━━ TASK MATERIAL ━━

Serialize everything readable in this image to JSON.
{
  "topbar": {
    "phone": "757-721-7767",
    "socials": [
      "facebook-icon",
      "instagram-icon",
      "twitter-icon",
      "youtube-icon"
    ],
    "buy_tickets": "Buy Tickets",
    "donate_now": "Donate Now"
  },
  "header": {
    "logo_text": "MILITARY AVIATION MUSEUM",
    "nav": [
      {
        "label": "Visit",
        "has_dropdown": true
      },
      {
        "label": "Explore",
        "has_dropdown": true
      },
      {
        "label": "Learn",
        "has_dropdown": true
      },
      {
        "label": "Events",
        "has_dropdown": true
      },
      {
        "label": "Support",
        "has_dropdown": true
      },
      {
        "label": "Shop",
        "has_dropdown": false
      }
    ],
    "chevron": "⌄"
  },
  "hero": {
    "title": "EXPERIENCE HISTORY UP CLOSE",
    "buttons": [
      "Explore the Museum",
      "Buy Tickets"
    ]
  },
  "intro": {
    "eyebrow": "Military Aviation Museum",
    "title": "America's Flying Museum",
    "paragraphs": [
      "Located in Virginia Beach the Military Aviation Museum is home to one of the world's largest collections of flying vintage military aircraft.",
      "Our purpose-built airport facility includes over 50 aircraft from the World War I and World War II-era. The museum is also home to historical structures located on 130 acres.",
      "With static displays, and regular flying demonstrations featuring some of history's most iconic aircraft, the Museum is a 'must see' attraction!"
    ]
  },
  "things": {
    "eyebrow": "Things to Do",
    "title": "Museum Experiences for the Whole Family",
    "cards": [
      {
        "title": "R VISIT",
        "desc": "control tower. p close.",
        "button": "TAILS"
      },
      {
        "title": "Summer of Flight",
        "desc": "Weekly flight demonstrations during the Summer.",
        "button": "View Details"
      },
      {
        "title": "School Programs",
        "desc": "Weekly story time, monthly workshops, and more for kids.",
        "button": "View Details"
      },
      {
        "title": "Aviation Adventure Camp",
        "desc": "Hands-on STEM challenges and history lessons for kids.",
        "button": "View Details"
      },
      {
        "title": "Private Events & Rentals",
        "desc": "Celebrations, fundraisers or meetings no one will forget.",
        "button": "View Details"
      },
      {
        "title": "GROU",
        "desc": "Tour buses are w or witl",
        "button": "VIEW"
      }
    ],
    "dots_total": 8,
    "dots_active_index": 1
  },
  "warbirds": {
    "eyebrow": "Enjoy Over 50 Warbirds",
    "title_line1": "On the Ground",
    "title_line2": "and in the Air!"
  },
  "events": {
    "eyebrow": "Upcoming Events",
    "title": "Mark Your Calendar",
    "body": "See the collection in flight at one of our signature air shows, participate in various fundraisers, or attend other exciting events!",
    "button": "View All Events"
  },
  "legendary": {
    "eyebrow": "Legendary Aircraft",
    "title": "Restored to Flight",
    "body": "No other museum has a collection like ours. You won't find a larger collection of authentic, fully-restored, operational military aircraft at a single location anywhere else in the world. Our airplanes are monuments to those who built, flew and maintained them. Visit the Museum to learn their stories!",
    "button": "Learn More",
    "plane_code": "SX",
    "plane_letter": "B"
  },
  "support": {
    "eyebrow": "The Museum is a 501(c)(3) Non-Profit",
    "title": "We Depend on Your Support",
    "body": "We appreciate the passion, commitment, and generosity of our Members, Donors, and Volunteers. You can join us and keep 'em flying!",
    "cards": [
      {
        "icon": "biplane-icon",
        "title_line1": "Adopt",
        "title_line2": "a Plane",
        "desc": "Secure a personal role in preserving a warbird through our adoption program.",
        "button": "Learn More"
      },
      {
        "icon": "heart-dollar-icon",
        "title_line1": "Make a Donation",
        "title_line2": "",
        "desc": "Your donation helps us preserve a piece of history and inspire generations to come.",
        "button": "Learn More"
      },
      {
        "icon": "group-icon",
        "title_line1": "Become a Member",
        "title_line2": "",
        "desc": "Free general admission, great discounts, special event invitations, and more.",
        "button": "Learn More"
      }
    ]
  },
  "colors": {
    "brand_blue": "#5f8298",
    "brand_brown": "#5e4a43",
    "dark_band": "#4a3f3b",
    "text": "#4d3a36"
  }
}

━━━

- _REQUEST_:
Find all lines where the word "kids" appears. Copy them.

- _ANSWER IN FULL_:
        "desc": "Weekly story time, monthly workshops, and more for kids.",
        "desc": "Hands-on STEM challenges and history lessons for kids.",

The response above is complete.